--- WORK TO DO ---
Extract all of the data and reproduce it precisely.

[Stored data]
-- BEGIN --
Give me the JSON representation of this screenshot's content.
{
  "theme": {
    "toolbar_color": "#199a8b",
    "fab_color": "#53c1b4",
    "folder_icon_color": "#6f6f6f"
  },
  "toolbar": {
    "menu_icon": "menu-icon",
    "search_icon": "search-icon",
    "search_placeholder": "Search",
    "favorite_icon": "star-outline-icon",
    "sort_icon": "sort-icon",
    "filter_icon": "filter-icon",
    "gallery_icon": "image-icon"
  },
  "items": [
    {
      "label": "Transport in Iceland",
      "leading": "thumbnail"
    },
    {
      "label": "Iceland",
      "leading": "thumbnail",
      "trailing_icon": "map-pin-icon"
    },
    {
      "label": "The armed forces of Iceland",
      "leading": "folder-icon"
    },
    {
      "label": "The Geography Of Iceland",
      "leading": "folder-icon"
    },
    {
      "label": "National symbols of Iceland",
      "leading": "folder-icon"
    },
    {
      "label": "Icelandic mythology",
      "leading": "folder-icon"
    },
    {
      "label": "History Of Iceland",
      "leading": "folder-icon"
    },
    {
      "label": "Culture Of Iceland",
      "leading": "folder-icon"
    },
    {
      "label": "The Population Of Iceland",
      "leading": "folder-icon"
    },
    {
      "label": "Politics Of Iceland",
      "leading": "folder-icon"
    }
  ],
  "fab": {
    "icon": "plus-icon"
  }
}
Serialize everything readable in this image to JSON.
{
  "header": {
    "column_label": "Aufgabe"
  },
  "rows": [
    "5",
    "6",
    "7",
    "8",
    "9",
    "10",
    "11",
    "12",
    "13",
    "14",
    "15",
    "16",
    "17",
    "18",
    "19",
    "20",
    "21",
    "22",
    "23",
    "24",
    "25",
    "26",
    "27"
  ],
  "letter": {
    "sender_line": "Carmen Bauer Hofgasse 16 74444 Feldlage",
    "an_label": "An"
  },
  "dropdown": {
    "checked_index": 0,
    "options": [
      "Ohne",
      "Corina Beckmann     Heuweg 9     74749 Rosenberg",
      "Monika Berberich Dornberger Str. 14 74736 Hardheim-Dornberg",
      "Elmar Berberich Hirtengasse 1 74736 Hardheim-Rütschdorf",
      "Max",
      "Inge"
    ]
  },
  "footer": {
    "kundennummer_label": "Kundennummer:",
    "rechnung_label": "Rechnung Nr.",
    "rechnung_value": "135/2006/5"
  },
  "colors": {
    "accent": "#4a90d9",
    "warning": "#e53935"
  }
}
-- END --
--- CORRECT RESULT ---
Give me the JSON representation of this screenshot's content.
{
  "theme": {
    "toolbar_color": "#199a8b",
    "fab_color": "#53c1b4",
    "folder_icon_color": "#6f6f6f"
  },
  "toolbar": {
    "menu_icon": "menu-icon",
    "search_icon": "search-icon",
    "search_placeholder": "Search",
    "favorite_icon": "star-outline-icon",
    "sort_icon": "sort-icon",
    "filter_icon": "filter-icon",
    "gallery_icon": "image-icon"
  },
  "items": [
    {
      "label": "Transport in Iceland",
      "leading": "thumbnail"
    },
    {
      "label": "Iceland",
      "leading": "thumbnail",
      "trailing_icon": "map-pin-icon"
    },
    {
      "label": "The armed forces of Iceland",
      "leading": "folder-icon"
    },
    {
      "label": "The Geography Of Iceland",
      "leading": "folder-icon"
    },
    {
      "label": "National symbols of Iceland",
      "leading": "folder-icon"
    },
    {
      "label": "Icelandic mythology",
      "leading": "folder-icon"
    },
    {
      "label": "History Of Iceland",
      "leading": "folder-icon"
    },
    {
      "label": "Culture Of Iceland",
      "leading": "folder-icon"
    },
    {
      "label": "The Population Of Iceland",
      "leading": "folder-icon"
    },
    {
      "label": "Politics Of Iceland",
      "leading": "folder-icon"
    }
  ],
  "fab": {
    "icon": "plus-icon"
  }
}
Serialize everything readable in this image to JSON.
{
  "header": {
    "column_label": "Aufgabe"
  },
  "rows": [
    "5",
    "6",
    "7",
    "8",
    "9",
    "10",
    "11",
    "12",
    "13",
    "14",
    "15",
    "16",
    "17",
    "18",
    "19",
    "20",
    "21",
    "22",
    "23",
    "24",
    "25",
    "26",
    "27"
  ],
  "letter": {
    "sender_line": "Carmen Bauer Hofgasse 16 74444 Feldlage",
    "an_label": "An"
  },
  "dropdown": {
    "checked_index": 0,
    "options": [
      "Ohne",
      "Corina Beckmann     Heuweg 9     74749 Rosenberg",
      "Monika Berberich Dornberger Str. 14 74736 Hardheim-Dornberg",
      "Elmar Berberich Hirtengasse 1 74736 Hardheim-Rütschdorf",
      "Max",
      "Inge"
    ]
  },
  "footer": {
    "kundennummer_label": "Kundennummer:",
    "rechnung_label": "Rechnung Nr.",
    "rechnung_value": "135/2006/5"
  },
  "colors": {
    "accent": "#4a90d9",
    "warning": "#e53935"
  }
}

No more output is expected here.